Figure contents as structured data
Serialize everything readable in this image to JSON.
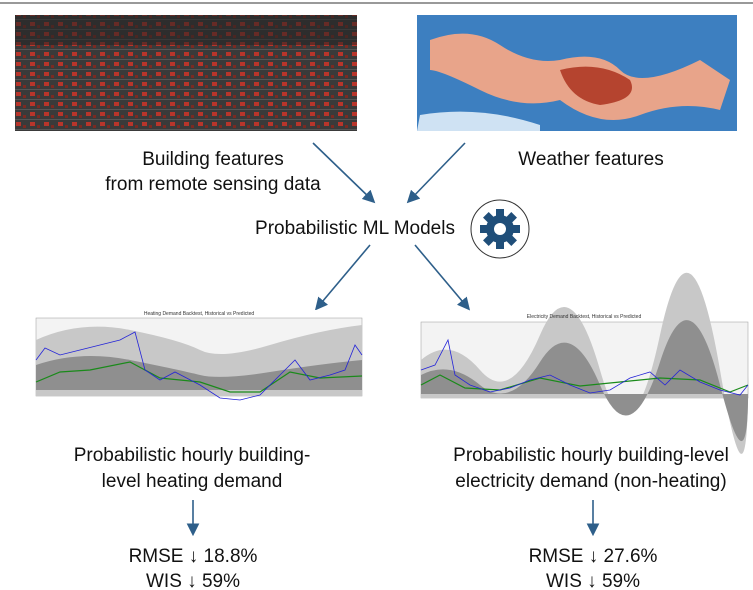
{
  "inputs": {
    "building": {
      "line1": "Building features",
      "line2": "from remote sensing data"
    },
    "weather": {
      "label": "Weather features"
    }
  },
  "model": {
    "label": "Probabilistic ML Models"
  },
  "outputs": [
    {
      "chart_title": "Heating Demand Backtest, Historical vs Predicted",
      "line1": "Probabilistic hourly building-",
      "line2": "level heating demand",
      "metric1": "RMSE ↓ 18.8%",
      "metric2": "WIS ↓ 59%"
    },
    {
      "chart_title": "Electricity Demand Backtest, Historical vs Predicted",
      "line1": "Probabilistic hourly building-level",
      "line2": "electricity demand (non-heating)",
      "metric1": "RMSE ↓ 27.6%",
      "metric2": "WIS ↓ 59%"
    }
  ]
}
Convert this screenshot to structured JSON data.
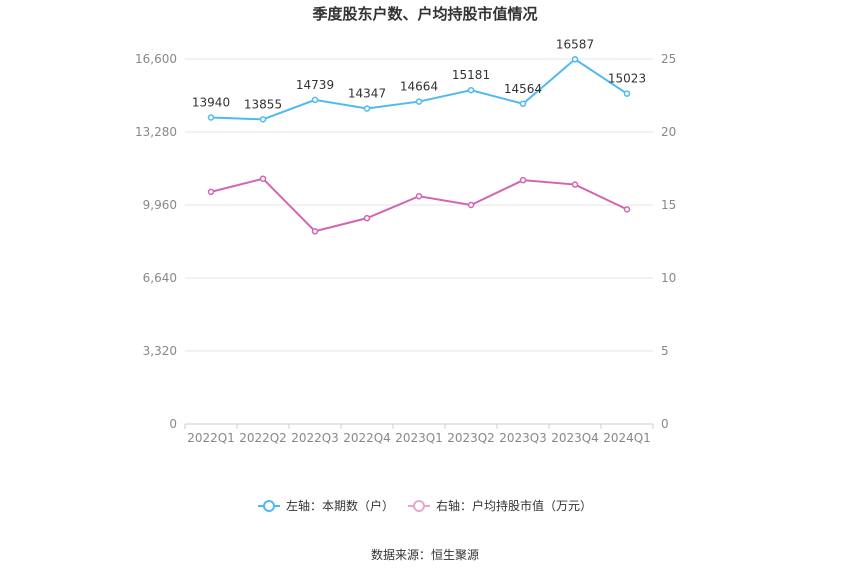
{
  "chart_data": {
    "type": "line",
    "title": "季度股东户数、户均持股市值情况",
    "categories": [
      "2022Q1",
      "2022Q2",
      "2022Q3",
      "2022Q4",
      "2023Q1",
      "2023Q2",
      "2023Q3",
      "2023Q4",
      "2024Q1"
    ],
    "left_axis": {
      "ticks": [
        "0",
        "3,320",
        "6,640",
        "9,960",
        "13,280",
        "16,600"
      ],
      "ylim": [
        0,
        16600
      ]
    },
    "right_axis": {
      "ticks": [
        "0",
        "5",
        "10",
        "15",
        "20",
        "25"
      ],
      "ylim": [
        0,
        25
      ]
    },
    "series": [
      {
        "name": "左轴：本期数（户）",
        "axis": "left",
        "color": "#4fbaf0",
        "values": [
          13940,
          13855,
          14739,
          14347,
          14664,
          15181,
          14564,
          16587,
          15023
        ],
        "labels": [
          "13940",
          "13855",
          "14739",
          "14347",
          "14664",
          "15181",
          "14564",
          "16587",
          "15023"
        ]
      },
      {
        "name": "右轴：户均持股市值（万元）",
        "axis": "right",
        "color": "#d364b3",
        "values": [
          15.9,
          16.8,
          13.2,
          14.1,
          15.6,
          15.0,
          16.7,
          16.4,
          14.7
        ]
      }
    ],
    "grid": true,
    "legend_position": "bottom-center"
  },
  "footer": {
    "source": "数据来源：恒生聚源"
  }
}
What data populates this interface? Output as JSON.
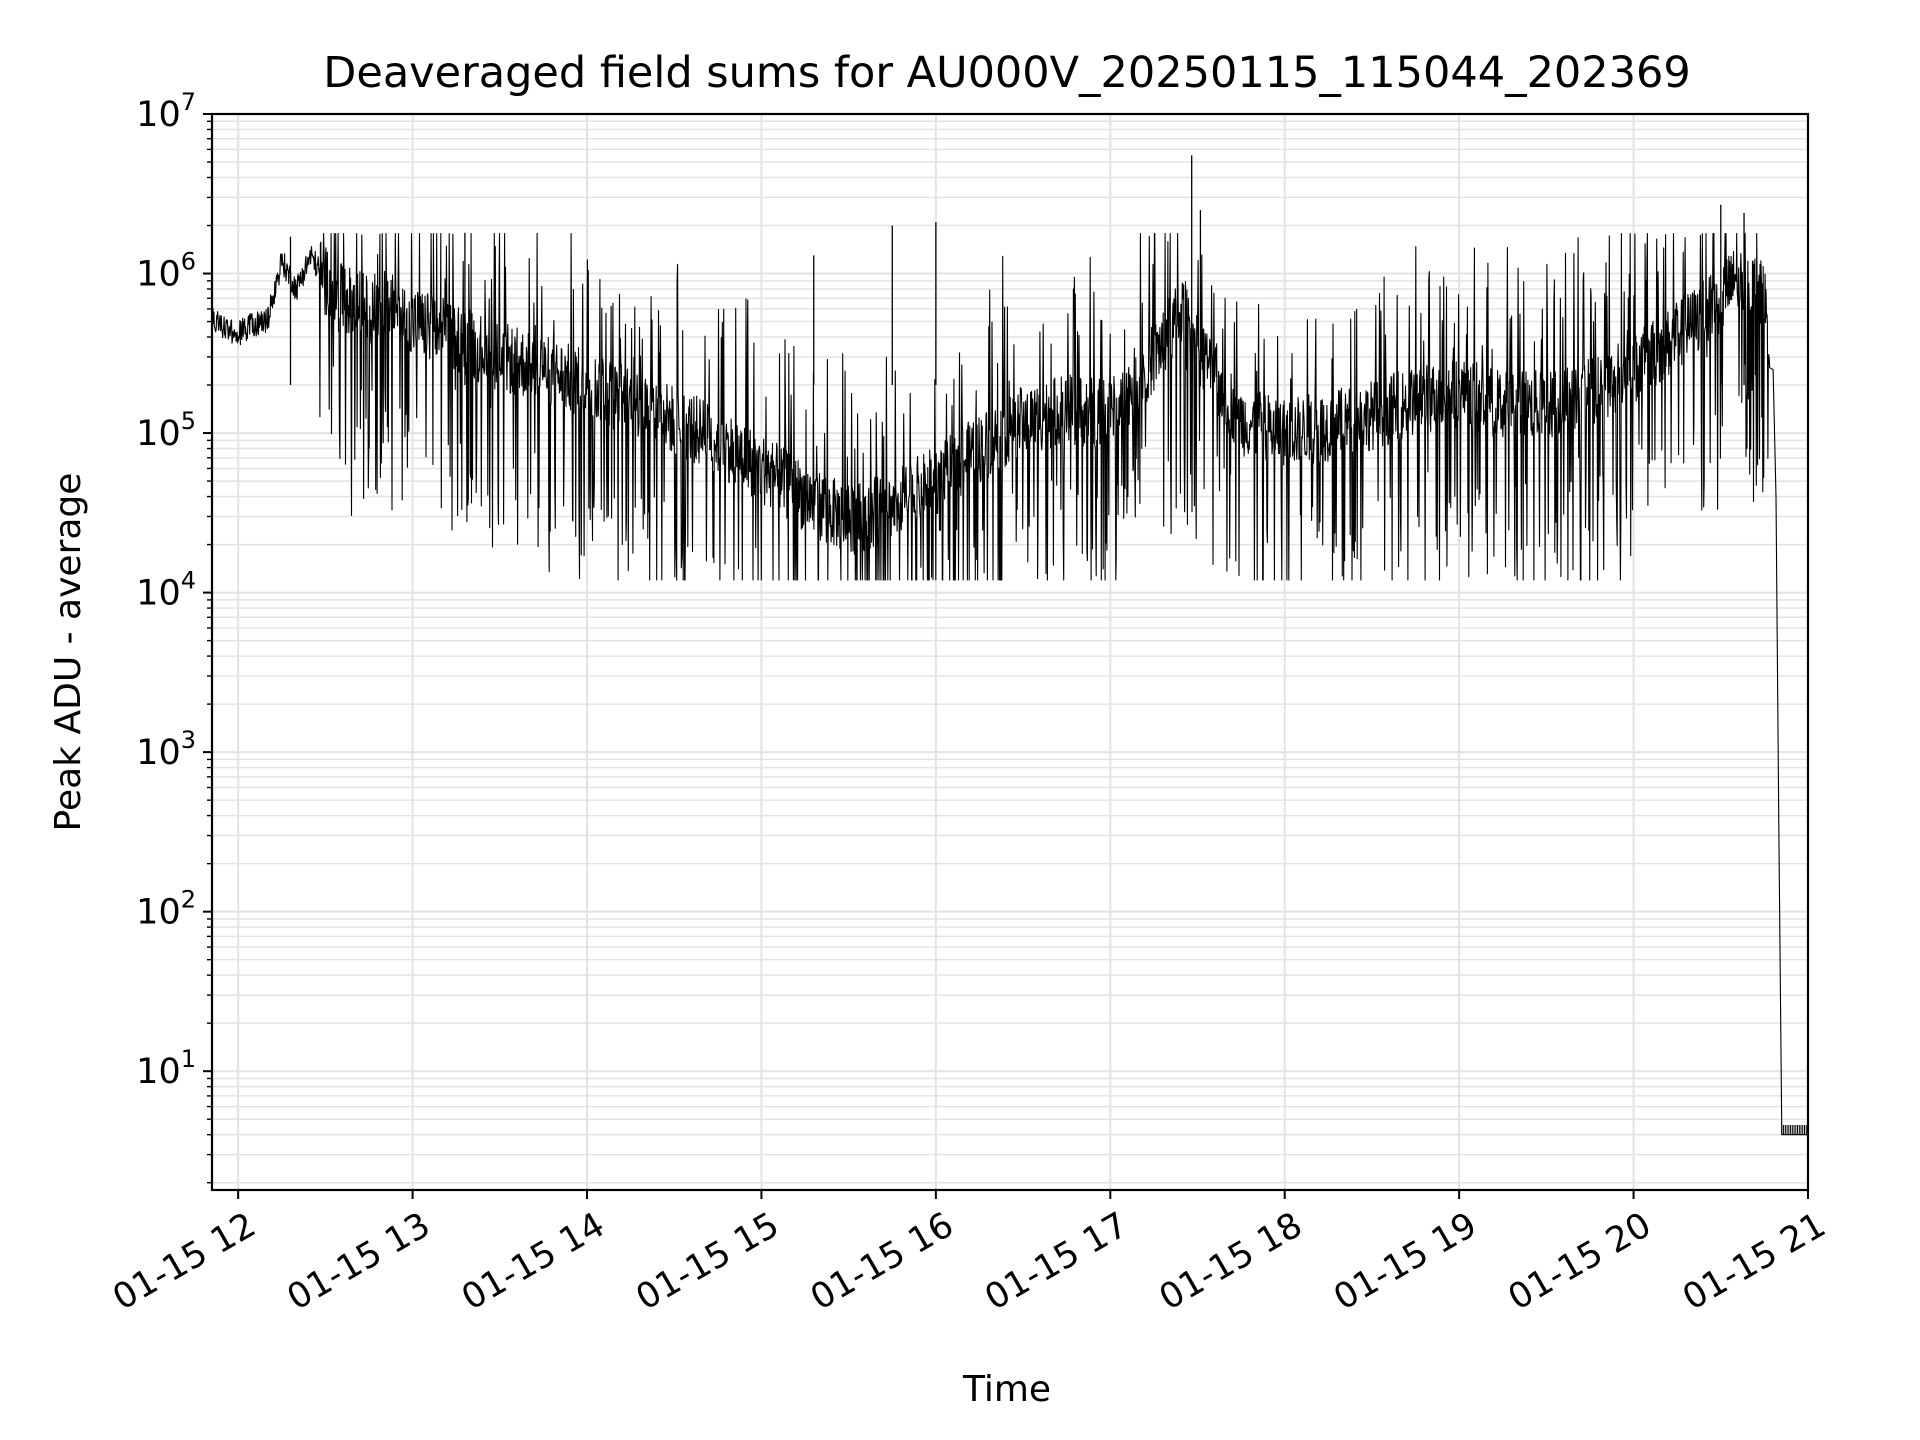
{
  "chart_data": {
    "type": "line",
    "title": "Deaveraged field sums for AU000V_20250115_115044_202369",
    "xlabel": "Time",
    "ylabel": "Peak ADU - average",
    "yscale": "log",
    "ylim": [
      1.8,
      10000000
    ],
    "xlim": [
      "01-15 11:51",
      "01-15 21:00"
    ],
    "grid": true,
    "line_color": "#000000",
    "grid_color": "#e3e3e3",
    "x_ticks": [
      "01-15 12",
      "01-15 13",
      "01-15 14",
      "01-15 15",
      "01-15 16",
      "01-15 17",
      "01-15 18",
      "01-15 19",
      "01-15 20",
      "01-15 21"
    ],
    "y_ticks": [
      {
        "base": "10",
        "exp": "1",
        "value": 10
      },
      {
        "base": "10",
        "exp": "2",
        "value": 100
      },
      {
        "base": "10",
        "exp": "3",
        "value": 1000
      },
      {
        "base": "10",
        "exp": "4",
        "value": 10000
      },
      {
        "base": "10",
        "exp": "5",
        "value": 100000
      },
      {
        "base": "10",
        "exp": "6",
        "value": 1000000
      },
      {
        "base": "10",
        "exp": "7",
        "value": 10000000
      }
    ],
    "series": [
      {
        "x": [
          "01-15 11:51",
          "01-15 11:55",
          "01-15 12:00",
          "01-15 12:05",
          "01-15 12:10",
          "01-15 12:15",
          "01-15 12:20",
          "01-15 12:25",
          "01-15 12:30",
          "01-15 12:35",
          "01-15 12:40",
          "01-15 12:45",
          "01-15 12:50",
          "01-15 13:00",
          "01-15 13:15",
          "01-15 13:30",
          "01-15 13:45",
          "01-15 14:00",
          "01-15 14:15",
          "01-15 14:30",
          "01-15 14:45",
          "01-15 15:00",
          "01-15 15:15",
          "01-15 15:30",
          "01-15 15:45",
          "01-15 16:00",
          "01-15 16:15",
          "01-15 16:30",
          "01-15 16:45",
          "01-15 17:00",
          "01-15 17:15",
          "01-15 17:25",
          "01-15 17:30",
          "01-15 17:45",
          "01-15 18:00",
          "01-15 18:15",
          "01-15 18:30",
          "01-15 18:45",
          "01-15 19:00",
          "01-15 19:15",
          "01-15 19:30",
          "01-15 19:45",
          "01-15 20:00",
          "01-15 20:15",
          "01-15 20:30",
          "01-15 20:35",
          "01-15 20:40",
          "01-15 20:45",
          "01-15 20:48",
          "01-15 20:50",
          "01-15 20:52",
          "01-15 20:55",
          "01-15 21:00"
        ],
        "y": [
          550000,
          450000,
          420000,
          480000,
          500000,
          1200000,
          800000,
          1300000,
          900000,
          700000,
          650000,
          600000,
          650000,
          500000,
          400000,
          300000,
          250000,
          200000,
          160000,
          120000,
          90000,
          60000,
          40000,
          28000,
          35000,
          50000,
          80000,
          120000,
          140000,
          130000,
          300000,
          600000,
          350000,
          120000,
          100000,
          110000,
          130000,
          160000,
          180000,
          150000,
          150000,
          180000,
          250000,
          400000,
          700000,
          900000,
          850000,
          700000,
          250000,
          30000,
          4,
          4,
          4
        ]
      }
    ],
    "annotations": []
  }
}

Requirements:
Would you mind returning each entry above word for word, skipping the images?

Finished exercise:
Serialize everything readable in this image to JSON.
{
  "inputs": {
    "building": {
      "line1": "Building features",
      "line2": "from remote sensing data"
    },
    "weather": {
      "label": "Weather features"
    }
  },
  "model": {
    "label": "Probabilistic ML Models"
  },
  "outputs": [
    {
      "chart_title": "Heating Demand Backtest, Historical vs Predicted",
      "line1": "Probabilistic hourly building-",
      "line2": "level heating demand",
      "metric1": "RMSE ↓ 18.8%",
      "metric2": "WIS ↓ 59%"
    },
    {
      "chart_title": "Electricity Demand Backtest, Historical vs Predicted",
      "line1": "Probabilistic hourly building-level",
      "line2": "electricity demand (non-heating)",
      "metric1": "RMSE ↓ 27.6%",
      "metric2": "WIS ↓ 59%"
    }
  ]
}
Convert this screenshot to structured JSON data.
{
  "chart_data": {
    "type": "line",
    "title": "季度股东户数、户均持股市值情况",
    "categories": [
      "2022Q1",
      "2022Q2",
      "2022Q3",
      "2022Q4",
      "2023Q1",
      "2023Q2",
      "2023Q3",
      "2023Q4",
      "2024Q1"
    ],
    "left_axis": {
      "ticks": [
        "0",
        "3,320",
        "6,640",
        "9,960",
        "13,280",
        "16,600"
      ],
      "ylim": [
        0,
        16600
      ]
    },
    "right_axis": {
      "ticks": [
        "0",
        "5",
        "10",
        "15",
        "20",
        "25"
      ],
      "ylim": [
        0,
        25
      ]
    },
    "series": [
      {
        "name": "左轴：本期数（户）",
        "axis": "left",
        "color": "#4fbaf0",
        "values": [
          13940,
          13855,
          14739,
          14347,
          14664,
          15181,
          14564,
          16587,
          15023
        ],
        "labels": [
          "13940",
          "13855",
          "14739",
          "14347",
          "14664",
          "15181",
          "14564",
          "16587",
          "15023"
        ]
      },
      {
        "name": "右轴：户均持股市值（万元）",
        "axis": "right",
        "color": "#d364b3",
        "values": [
          15.9,
          16.8,
          13.2,
          14.1,
          15.6,
          15.0,
          16.7,
          16.4,
          14.7
        ]
      }
    ],
    "grid": true,
    "legend_position": "bottom-center"
  },
  "footer": {
    "source": "数据来源：恒生聚源"
  }
}
What data populates this interface? Output as JSON.
{
  "chart_data": {
    "type": "line",
    "title": "Deaveraged field sums for AU000V_20250115_115044_202369",
    "xlabel": "Time",
    "ylabel": "Peak ADU - average",
    "yscale": "log",
    "ylim": [
      1.8,
      10000000
    ],
    "xlim": [
      "01-15 11:51",
      "01-15 21:00"
    ],
    "grid": true,
    "line_color": "#000000",
    "grid_color": "#e3e3e3",
    "x_ticks": [
      "01-15 12",
      "01-15 13",
      "01-15 14",
      "01-15 15",
      "01-15 16",
      "01-15 17",
      "01-15 18",
      "01-15 19",
      "01-15 20",
      "01-15 21"
    ],
    "y_ticks": [
      {
        "base": "10",
        "exp": "1",
        "value": 10
      },
      {
        "base": "10",
        "exp": "2",
        "value": 100
      },
      {
        "base": "10",
        "exp": "3",
        "value": 1000
      },
      {
        "base": "10",
        "exp": "4",
        "value": 10000
      },
      {
        "base": "10",
        "exp": "5",
        "value": 100000
      },
      {
        "base": "10",
        "exp": "6",
        "value": 1000000
      },
      {
        "base": "10",
        "exp": "7",
        "value": 10000000
      }
    ],
    "series": [
      {
        "x": [
          "01-15 11:51",
          "01-15 11:55",
          "01-15 12:00",
          "01-15 12:05",
          "01-15 12:10",
          "01-15 12:15",
          "01-15 12:20",
          "01-15 12:25",
          "01-15 12:30",
          "01-15 12:35",
          "01-15 12:40",
          "01-15 12:45",
          "01-15 12:50",
          "01-15 13:00",
          "01-15 13:15",
          "01-15 13:30",
          "01-15 13:45",
          "01-15 14:00",
          "01-15 14:15",
          "01-15 14:30",
          "01-15 14:45",
          "01-15 15:00",
          "01-15 15:15",
          "01-15 15:30",
          "01-15 15:45",
          "01-15 16:00",
          "01-15 16:15",
          "01-15 16:30",
          "01-15 16:45",
          "01-15 17:00",
          "01-15 17:15",
          "01-15 17:25",
          "01-15 17:30",
          "01-15 17:45",
          "01-15 18:00",
          "01-15 18:15",
          "01-15 18:30",
          "01-15 18:45",
          "01-15 19:00",
          "01-15 19:15",
          "01-15 19:30",
          "01-15 19:45",
          "01-15 20:00",
          "01-15 20:15",
          "01-15 20:30",
          "01-15 20:35",
          "01-15 20:40",
          "01-15 20:45",
          "01-15 20:48",
          "01-15 20:50",
          "01-15 20:52",
          "01-15 20:55",
          "01-15 21:00"
        ],
        "y": [
          550000,
          450000,
          420000,
          480000,
          500000,
          1200000,
          800000,
          1300000,
          900000,
          700000,
          650000,
          600000,
          650000,
          500000,
          400000,
          300000,
          250000,
          200000,
          160000,
          120000,
          90000,
          60000,
          40000,
          28000,
          35000,
          50000,
          80000,
          120000,
          140000,
          130000,
          300000,
          600000,
          350000,
          120000,
          100000,
          110000,
          130000,
          160000,
          180000,
          150000,
          150000,
          180000,
          250000,
          400000,
          700000,
          900000,
          850000,
          700000,
          250000,
          30000,
          4,
          4,
          4
        ]
      }
    ],
    "annotations": []
  }
}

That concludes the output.